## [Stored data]
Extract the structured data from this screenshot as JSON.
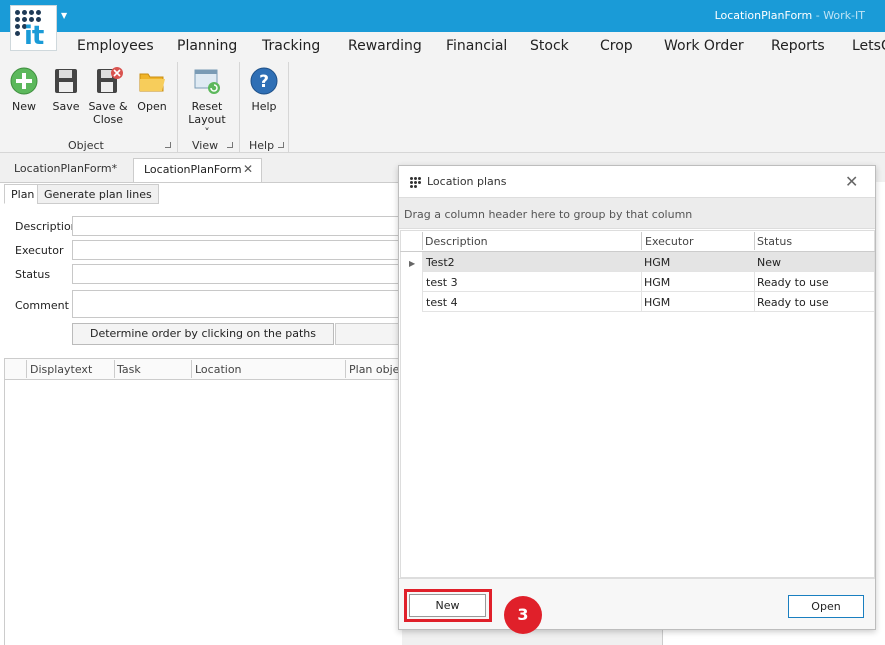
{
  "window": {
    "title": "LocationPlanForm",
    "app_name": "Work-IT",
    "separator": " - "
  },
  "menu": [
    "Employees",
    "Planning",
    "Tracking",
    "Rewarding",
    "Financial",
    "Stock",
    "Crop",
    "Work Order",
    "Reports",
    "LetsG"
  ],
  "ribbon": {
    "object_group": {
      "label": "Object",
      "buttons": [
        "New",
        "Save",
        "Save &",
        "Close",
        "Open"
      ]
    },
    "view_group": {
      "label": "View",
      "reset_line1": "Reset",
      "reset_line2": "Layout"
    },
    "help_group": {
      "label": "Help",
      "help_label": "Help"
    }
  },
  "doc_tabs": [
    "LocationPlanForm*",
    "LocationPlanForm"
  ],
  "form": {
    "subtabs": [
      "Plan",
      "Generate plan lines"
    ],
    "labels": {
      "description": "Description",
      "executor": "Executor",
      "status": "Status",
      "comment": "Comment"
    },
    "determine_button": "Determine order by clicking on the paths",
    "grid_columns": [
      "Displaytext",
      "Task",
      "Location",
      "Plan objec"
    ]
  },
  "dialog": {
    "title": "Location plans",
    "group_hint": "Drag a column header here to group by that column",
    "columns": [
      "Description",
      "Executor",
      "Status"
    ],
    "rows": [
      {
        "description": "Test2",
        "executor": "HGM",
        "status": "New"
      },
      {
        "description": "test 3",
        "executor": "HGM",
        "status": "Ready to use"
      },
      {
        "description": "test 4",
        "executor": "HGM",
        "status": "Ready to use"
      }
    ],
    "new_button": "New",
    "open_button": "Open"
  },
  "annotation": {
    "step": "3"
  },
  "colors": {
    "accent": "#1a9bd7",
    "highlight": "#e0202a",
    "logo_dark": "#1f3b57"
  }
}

...

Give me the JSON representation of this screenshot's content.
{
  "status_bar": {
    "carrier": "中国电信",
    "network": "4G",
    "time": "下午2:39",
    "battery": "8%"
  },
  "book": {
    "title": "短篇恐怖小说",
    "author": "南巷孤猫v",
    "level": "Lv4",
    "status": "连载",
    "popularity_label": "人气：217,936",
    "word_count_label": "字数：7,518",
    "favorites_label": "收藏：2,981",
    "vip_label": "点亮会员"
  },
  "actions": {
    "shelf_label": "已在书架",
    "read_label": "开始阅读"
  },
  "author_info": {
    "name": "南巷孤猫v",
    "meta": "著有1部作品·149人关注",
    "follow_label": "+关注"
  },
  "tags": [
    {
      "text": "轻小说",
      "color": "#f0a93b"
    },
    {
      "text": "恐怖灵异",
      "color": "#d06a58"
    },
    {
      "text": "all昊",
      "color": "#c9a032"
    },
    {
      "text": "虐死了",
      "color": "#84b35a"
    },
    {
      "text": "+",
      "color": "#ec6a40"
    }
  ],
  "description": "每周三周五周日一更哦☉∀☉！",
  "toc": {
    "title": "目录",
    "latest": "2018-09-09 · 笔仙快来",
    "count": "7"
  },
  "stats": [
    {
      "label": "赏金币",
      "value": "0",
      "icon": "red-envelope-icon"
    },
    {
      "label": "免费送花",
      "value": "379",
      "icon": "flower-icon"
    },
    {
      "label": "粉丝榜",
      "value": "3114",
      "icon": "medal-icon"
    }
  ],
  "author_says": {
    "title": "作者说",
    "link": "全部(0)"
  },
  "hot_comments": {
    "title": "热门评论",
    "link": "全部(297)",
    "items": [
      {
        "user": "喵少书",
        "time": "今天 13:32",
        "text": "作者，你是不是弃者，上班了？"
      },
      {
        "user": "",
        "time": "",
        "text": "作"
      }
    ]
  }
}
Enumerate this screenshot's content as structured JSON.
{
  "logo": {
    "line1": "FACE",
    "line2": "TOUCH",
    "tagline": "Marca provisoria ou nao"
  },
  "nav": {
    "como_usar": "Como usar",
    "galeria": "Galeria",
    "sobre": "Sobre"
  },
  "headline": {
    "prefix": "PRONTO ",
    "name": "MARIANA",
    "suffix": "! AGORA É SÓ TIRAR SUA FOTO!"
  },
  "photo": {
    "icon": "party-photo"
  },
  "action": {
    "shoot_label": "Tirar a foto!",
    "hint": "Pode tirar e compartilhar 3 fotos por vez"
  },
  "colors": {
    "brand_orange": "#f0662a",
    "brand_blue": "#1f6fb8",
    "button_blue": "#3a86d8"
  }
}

* * *

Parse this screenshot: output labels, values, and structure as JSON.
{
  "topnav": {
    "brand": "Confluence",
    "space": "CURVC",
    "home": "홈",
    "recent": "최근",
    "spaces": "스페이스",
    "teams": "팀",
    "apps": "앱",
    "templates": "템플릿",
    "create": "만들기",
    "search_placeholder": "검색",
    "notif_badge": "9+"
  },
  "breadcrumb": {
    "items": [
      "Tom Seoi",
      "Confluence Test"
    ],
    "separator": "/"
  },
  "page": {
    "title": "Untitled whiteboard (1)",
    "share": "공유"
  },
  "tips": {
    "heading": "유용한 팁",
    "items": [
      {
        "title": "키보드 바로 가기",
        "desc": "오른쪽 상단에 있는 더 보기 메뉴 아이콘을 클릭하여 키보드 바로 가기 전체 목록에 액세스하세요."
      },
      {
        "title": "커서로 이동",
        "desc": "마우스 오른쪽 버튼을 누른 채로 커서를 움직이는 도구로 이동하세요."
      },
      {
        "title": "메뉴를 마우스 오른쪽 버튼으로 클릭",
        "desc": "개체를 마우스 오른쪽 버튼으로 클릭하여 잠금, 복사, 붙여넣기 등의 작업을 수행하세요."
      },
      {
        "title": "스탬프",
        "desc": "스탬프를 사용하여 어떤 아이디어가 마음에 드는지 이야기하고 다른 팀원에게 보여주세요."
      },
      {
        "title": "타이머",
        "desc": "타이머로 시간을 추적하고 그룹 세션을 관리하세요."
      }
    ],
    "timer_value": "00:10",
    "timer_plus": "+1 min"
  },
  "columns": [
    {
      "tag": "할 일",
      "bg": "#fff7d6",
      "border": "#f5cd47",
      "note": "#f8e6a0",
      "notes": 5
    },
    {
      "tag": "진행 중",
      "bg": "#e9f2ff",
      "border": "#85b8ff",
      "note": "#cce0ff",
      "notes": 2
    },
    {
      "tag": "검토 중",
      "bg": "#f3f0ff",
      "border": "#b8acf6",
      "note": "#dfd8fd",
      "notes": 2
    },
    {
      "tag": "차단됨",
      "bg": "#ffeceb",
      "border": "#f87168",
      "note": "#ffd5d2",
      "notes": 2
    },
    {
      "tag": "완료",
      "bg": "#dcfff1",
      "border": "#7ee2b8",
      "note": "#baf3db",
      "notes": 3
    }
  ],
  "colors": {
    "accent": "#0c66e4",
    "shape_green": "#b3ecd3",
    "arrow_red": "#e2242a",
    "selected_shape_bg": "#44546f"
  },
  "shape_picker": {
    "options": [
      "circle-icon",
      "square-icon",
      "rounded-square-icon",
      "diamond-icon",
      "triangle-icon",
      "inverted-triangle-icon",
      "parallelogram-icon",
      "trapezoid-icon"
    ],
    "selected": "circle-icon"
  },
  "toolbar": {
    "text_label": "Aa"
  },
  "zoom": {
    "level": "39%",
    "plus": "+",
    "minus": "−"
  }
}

## [What you need to do]
Gather each line of the listing containing the word "structured" and show it.

## [Full output]
Extract the structured data from this screenshot as JSON.
Enumerate this screenshot's content as structured JSON.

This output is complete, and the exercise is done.